> _What the task asks_: Could you print every record below exactly as it appears?
_ _ _ _ _ _ _
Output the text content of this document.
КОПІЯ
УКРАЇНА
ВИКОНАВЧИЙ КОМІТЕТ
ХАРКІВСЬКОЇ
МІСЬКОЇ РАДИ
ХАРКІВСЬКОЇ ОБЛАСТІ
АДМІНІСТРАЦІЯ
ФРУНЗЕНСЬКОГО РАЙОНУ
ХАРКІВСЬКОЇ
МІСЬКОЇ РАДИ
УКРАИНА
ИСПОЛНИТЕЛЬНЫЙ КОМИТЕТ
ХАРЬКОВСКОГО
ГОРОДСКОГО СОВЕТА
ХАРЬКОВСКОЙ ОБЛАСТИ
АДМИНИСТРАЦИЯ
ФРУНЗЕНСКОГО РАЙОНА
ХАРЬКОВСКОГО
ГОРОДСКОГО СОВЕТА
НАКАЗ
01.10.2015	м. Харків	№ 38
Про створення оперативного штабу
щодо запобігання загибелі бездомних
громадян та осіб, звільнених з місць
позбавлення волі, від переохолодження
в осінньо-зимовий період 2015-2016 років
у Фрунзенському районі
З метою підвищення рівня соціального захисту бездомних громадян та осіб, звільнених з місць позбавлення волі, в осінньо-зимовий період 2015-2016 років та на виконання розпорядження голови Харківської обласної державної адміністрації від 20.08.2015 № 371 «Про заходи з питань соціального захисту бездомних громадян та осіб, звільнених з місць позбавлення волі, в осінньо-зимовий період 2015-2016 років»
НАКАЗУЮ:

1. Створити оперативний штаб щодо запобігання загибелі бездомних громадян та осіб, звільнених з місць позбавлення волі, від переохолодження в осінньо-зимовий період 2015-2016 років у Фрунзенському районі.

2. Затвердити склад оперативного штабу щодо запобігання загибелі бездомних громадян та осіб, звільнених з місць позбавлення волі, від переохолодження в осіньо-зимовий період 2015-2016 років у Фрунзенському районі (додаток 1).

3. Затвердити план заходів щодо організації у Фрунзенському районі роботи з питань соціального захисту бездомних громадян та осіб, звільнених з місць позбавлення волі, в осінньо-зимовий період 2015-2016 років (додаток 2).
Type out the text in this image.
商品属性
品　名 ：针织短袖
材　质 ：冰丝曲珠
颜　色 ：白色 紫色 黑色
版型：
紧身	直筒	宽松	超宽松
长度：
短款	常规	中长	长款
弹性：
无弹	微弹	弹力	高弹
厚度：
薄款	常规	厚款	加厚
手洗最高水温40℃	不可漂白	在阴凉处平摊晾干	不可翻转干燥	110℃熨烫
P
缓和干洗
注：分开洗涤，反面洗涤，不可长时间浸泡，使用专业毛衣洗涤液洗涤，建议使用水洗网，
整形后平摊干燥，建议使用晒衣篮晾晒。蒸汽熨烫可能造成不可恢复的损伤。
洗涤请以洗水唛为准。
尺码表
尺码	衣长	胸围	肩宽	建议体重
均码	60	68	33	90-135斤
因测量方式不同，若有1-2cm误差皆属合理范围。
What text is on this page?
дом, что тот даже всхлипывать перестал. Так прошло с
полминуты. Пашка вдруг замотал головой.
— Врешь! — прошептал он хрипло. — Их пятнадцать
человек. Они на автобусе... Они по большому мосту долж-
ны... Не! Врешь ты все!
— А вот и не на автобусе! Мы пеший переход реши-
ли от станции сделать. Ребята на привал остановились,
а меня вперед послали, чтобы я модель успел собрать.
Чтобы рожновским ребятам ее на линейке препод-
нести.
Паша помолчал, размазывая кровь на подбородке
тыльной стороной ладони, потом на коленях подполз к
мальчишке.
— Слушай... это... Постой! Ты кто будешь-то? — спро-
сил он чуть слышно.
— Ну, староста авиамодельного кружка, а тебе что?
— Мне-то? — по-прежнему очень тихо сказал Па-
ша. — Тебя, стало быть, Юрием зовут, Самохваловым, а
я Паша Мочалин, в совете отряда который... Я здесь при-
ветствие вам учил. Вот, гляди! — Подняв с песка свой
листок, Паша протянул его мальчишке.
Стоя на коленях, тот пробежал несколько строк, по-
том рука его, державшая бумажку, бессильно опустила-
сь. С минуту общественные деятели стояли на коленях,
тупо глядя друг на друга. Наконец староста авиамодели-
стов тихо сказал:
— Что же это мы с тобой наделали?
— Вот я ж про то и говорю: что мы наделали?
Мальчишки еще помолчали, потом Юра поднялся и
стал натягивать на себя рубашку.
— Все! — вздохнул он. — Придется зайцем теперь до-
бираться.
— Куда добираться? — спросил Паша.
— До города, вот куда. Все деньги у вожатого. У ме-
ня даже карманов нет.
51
_ _ _ _ _ _ _
> _Solution to this problem_:
Output the text content of this document.
КОПІЯ
УКРАЇНА
ВИКОНАВЧИЙ КОМІТЕТ
ХАРКІВСЬКОЇ
МІСЬКОЇ РАДИ
ХАРКІВСЬКОЇ ОБЛАСТІ
АДМІНІСТРАЦІЯ
ФРУНЗЕНСЬКОГО РАЙОНУ
ХАРКІВСЬКОЇ
МІСЬКОЇ РАДИ
УКРАИНА
ИСПОЛНИТЕЛЬНЫЙ КОМИТЕТ
ХАРЬКОВСКОГО
ГОРОДСКОГО СОВЕТА
ХАРЬКОВСКОЙ ОБЛАСТИ
АДМИНИСТРАЦИЯ
ФРУНЗЕНСКОГО РАЙОНА
ХАРЬКОВСКОГО
ГОРОДСКОГО СОВЕТА
НАКАЗ
01.10.2015	м. Харків	№ 38
Про створення оперативного штабу
щодо запобігання загибелі бездомних
громадян та осіб, звільнених з місць
позбавлення волі, від переохолодження
в осінньо-зимовий період 2015-2016 років
у Фрунзенському районі
З метою підвищення рівня соціального захисту бездомних громадян та осіб, звільнених з місць позбавлення волі, в осінньо-зимовий період 2015-2016 років та на виконання розпорядження голови Харківської обласної державної адміністрації від 20.08.2015 № 371 «Про заходи з питань соціального захисту бездомних громадян та осіб, звільнених з місць позбавлення волі, в осінньо-зимовий період 2015-2016 років»
НАКАЗУЮ:

1. Створити оперативний штаб щодо запобігання загибелі бездомних громадян та осіб, звільнених з місць позбавлення волі, від переохолодження в осінньо-зимовий період 2015-2016 років у Фрунзенському районі.

2. Затвердити склад оперативного штабу щодо запобігання загибелі бездомних громадян та осіб, звільнених з місць позбавлення волі, від переохолодження в осіньо-зимовий період 2015-2016 років у Фрунзенському районі (додаток 1).

3. Затвердити план заходів щодо організації у Фрунзенському районі роботи з питань соціального захисту бездомних громадян та осіб, звільнених з місць позбавлення волі, в осінньо-зимовий період 2015-2016 років (додаток 2).
Type out the text in this image.
商品属性
品　名 ：针织短袖
材　质 ：冰丝曲珠
颜　色 ：白色 紫色 黑色
版型：
紧身	直筒	宽松	超宽松
长度：
短款	常规	中长	长款
弹性：
无弹	微弹	弹力	高弹
厚度：
薄款	常规	厚款	加厚
手洗最高水温40℃	不可漂白	在阴凉处平摊晾干	不可翻转干燥	110℃熨烫
P
缓和干洗
注：分开洗涤，反面洗涤，不可长时间浸泡，使用专业毛衣洗涤液洗涤，建议使用水洗网，
整形后平摊干燥，建议使用晒衣篮晾晒。蒸汽熨烫可能造成不可恢复的损伤。
洗涤请以洗水唛为准。
尺码表
尺码	衣长	胸围	肩宽	建议体重
均码	60	68	33	90-135斤
因测量方式不同，若有1-2cm误差皆属合理范围。
What text is on this page?
дом, что тот даже всхлипывать перестал. Так прошло с
полминуты. Пашка вдруг замотал головой.
— Врешь! — прошептал он хрипло. — Их пятнадцать
человек. Они на автобусе... Они по большому мосту долж-
ны... Не! Врешь ты все!
— А вот и не на автобусе! Мы пеший переход реши-
ли от станции сделать. Ребята на привал остановились,
а меня вперед послали, чтобы я модель успел собрать.
Чтобы рожновским ребятам ее на линейке препод-
нести.
Паша помолчал, размазывая кровь на подбородке
тыльной стороной ладони, потом на коленях подполз к
мальчишке.
— Слушай... это... Постой! Ты кто будешь-то? — спро-
сил он чуть слышно.
— Ну, староста авиамодельного кружка, а тебе что?
— Мне-то? — по-прежнему очень тихо сказал Па-
ша. — Тебя, стало быть, Юрием зовут, Самохваловым, а
я Паша Мочалин, в совете отряда который... Я здесь при-
ветствие вам учил. Вот, гляди! — Подняв с песка свой
листок, Паша протянул его мальчишке.
Стоя на коленях, тот пробежал несколько строк, по-
том рука его, державшая бумажку, бессильно опустила-
сь. С минуту общественные деятели стояли на коленях,
тупо глядя друг на друга. Наконец староста авиамодели-
стов тихо сказал:
— Что же это мы с тобой наделали?
— Вот я ж про то и говорю: что мы наделали?
Мальчишки еще помолчали, потом Юра поднялся и
стал натягивать на себя рубашку.
— Все! — вздохнул он. — Придется зайцем теперь до-
бираться.
— Куда добираться? — спросил Паша.
— До города, вот куда. Все деньги у вожатого. У ме-
ня даже карманов нет.
51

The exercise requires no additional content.